Every line that includes the word "screenshot" is to be listed.

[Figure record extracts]
=======
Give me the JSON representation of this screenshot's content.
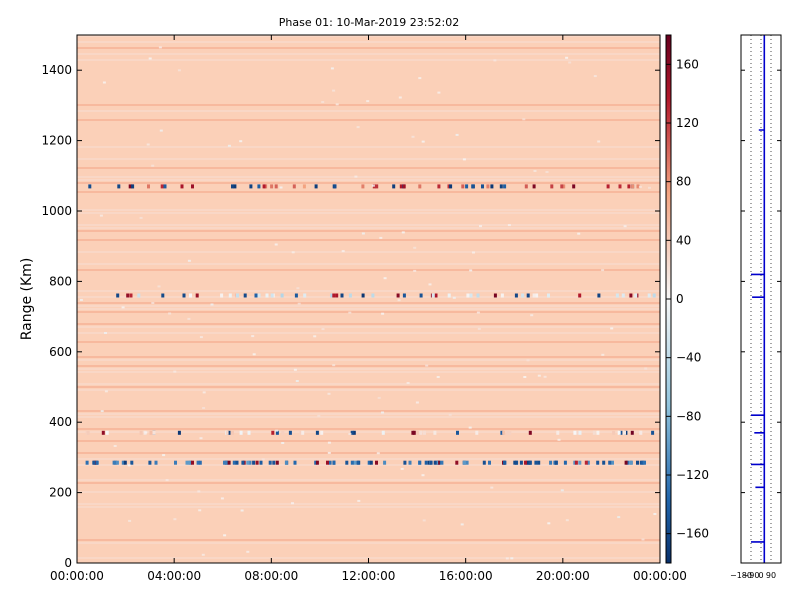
{
  "chart_data": [
    {
      "type": "heatmap",
      "title": "Phase 01: 10-Mar-2019 23:52:02",
      "xlabel": "",
      "ylabel": "Range (Km)",
      "x_ticks": [
        "00:00:00",
        "04:00:00",
        "08:00:00",
        "12:00:00",
        "16:00:00",
        "20:00:00",
        "00:00:00"
      ],
      "xlim_hours": [
        0,
        24
      ],
      "ylim": [
        0,
        1500
      ],
      "y_ticks": [
        0,
        200,
        400,
        600,
        800,
        1000,
        1200,
        1400
      ],
      "background_value": 50,
      "grid": false,
      "colorbar": {
        "range": [
          -180,
          180
        ],
        "ticks": [
          160,
          120,
          80,
          40,
          0,
          -40,
          -80,
          -120,
          -160
        ],
        "colormap": "RdBu_r",
        "low_color": "#08306b",
        "mid_color": "#f7f7f7",
        "high_color": "#67001f"
      },
      "highlight_bands": [
        {
          "range_km": 1070,
          "typical_value": 100
        },
        {
          "range_km": 760,
          "typical_value": -20
        },
        {
          "range_km": 285,
          "typical_value": -130
        },
        {
          "range_km": 370,
          "typical_value": 20
        }
      ]
    },
    {
      "type": "line",
      "title": "",
      "x_ticks": [
        -180,
        -90,
        0,
        90
      ],
      "xlim": [
        -180,
        180
      ],
      "ylim": [
        0,
        1500
      ],
      "grid": true,
      "series_color": "#0000cc",
      "baseline_phase": 30,
      "spikes": [
        {
          "range_km": 1230,
          "phase": -20
        },
        {
          "range_km": 820,
          "phase": -90
        },
        {
          "range_km": 755,
          "phase": -80
        },
        {
          "range_km": 420,
          "phase": -90
        },
        {
          "range_km": 370,
          "phase": -60
        },
        {
          "range_km": 280,
          "phase": -90
        },
        {
          "range_km": 215,
          "phase": -50
        },
        {
          "range_km": 60,
          "phase": -90
        }
      ]
    }
  ]
}
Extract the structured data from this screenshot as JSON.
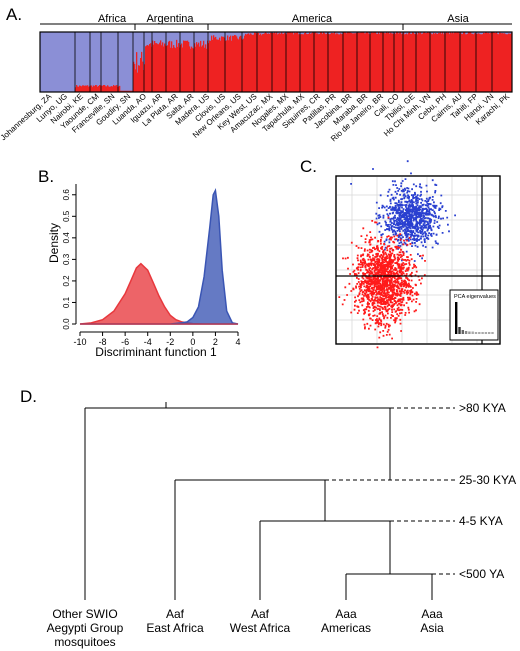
=======
_SOLUTION TO THE EXERCISE_
Give me the JSON representation of this screenshot's content.
Extract the structured data from this screenshot as JSON.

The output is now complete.